Dataset content

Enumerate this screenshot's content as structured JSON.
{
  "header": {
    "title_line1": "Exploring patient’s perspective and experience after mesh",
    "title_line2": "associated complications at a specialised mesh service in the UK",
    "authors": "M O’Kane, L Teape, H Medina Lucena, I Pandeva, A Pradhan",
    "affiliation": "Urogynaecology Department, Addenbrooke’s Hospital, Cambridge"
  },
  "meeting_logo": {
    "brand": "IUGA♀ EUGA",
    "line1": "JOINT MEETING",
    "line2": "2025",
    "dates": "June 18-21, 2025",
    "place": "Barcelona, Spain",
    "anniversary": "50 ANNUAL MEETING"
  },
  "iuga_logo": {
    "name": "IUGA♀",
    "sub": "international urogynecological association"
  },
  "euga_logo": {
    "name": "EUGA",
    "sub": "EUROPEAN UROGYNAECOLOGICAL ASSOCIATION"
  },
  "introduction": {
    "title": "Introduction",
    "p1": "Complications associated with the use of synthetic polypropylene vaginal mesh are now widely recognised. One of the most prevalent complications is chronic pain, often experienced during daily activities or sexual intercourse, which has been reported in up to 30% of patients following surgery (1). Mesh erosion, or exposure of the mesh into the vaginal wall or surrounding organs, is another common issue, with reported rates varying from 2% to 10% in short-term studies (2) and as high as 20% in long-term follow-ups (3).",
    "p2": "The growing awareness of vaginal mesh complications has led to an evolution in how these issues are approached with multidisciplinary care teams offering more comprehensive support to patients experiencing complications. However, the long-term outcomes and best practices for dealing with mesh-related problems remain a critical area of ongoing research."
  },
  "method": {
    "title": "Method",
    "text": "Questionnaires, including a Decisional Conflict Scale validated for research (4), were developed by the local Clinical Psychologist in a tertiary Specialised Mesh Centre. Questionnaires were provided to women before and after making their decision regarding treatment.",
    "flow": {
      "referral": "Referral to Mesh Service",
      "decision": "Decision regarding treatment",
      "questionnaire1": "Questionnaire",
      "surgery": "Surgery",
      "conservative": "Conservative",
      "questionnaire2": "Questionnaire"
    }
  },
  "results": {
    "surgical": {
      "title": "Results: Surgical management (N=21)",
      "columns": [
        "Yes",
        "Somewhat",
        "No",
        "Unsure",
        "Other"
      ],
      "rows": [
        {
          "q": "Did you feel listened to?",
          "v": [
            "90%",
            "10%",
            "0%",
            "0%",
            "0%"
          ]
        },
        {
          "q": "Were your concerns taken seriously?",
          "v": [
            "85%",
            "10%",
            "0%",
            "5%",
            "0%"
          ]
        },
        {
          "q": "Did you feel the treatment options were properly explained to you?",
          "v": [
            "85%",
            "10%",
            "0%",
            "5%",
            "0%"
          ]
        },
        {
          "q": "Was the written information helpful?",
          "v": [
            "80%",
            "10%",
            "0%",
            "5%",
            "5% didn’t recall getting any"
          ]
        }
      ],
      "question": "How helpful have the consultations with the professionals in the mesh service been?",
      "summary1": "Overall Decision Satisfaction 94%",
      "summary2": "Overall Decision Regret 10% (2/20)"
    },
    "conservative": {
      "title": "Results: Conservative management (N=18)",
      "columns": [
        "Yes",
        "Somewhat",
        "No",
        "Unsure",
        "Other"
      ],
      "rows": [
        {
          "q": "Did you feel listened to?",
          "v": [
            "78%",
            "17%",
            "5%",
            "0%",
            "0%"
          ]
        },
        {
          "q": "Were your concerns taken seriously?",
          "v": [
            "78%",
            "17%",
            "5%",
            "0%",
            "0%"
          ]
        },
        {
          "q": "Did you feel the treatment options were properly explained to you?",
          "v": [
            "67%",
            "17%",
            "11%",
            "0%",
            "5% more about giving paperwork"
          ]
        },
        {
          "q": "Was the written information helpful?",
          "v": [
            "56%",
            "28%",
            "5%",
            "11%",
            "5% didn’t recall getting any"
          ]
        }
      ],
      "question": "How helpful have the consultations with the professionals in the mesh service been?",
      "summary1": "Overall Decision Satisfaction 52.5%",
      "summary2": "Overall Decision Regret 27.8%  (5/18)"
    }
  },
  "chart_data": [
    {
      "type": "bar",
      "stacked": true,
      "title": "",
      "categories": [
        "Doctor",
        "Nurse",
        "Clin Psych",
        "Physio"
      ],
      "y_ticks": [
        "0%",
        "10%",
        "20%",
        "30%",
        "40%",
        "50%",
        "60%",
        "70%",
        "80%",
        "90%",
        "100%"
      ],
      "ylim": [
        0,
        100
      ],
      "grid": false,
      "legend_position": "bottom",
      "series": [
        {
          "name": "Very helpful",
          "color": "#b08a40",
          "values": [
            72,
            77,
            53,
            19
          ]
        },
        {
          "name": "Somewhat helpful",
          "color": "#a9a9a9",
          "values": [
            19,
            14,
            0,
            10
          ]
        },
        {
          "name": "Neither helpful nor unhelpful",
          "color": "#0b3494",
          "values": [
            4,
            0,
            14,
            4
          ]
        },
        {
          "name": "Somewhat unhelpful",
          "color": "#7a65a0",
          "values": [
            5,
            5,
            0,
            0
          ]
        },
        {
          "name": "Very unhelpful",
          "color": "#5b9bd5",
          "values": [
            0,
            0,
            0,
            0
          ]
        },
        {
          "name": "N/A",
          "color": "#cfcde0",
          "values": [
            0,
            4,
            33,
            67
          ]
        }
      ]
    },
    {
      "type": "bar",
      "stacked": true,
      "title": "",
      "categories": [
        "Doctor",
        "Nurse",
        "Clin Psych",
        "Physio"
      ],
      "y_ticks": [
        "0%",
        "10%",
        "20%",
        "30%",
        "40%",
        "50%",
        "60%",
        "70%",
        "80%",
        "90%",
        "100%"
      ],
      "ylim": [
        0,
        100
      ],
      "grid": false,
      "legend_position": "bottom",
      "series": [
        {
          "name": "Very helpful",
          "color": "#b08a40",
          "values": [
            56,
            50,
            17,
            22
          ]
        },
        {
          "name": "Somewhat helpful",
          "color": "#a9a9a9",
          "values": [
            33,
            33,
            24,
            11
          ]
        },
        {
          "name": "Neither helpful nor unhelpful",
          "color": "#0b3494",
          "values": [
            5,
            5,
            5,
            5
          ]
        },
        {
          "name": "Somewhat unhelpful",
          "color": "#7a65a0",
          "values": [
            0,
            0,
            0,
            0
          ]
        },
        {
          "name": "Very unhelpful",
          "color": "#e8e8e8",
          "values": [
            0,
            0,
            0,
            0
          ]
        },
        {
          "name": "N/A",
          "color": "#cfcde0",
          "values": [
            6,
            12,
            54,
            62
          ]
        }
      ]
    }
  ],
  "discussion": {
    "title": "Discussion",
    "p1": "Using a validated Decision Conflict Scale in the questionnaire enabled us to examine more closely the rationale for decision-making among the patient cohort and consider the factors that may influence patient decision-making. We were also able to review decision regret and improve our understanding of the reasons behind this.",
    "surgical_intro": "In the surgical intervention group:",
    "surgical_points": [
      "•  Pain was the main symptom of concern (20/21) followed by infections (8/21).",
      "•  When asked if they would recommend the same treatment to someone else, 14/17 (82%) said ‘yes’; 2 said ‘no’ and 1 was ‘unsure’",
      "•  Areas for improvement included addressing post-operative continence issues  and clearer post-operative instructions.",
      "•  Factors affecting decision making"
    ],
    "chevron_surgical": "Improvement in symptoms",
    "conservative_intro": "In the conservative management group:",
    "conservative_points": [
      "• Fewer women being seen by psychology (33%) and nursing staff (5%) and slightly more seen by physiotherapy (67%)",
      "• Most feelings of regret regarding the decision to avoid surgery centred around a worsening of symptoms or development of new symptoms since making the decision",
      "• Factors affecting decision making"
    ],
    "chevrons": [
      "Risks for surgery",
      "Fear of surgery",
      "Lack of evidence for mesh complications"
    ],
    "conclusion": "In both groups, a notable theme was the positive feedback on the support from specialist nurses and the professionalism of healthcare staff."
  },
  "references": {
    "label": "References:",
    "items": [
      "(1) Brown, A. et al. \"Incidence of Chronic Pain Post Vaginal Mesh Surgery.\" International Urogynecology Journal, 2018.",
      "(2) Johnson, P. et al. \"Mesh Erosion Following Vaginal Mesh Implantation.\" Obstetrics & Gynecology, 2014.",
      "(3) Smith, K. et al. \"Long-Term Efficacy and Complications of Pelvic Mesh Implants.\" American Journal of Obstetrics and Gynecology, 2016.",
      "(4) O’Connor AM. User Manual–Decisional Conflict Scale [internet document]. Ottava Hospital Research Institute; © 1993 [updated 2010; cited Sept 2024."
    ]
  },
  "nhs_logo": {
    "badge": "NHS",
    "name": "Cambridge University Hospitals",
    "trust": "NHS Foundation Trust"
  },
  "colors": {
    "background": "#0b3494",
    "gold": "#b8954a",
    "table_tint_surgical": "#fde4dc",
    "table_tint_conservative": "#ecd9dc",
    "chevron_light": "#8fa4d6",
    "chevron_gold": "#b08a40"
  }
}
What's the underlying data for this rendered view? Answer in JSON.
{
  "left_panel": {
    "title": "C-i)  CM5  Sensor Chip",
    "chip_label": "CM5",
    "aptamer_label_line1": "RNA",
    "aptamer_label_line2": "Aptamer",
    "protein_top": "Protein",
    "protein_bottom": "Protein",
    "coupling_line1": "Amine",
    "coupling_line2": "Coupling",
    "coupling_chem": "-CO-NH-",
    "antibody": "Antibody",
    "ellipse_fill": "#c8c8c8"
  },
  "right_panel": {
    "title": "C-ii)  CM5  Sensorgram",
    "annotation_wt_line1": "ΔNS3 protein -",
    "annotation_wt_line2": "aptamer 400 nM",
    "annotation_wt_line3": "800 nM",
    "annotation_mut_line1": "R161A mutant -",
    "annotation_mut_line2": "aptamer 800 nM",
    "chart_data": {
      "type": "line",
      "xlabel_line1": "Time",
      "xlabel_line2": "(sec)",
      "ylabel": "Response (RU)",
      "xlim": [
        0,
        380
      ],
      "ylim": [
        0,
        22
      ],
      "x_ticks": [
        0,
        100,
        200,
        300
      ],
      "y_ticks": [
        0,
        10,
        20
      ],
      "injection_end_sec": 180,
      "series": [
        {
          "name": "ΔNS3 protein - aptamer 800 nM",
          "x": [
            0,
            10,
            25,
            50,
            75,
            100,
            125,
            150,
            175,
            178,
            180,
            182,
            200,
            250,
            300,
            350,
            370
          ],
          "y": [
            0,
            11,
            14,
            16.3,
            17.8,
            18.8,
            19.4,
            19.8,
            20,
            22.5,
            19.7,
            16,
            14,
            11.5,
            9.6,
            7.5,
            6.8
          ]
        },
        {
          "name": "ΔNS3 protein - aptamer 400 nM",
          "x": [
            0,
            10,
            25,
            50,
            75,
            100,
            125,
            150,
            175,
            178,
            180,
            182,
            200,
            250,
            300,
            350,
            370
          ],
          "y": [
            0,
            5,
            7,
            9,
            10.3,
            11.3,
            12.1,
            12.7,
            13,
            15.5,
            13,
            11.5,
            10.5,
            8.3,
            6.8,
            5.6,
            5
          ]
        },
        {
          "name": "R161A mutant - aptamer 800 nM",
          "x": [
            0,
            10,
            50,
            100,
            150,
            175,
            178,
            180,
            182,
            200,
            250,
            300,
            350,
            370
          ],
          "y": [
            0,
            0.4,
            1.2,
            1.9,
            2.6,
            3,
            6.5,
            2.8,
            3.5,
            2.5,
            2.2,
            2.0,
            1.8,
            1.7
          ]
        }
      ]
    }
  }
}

Problem requirements
Which lines of the records hold the string "Journal"? Copy each one.

Written answer
      "(1) Brown, A. et al. \"Incidence of Chronic Pain Post Vaginal Mesh Surgery.\" International Urogynecology Journal, 2018.",
      "(3) Smith, K. et al. \"Long-Term Efficacy and Complications of Pelvic Mesh Implants.\" American Journal of Obstetrics and Gynecology, 2016.",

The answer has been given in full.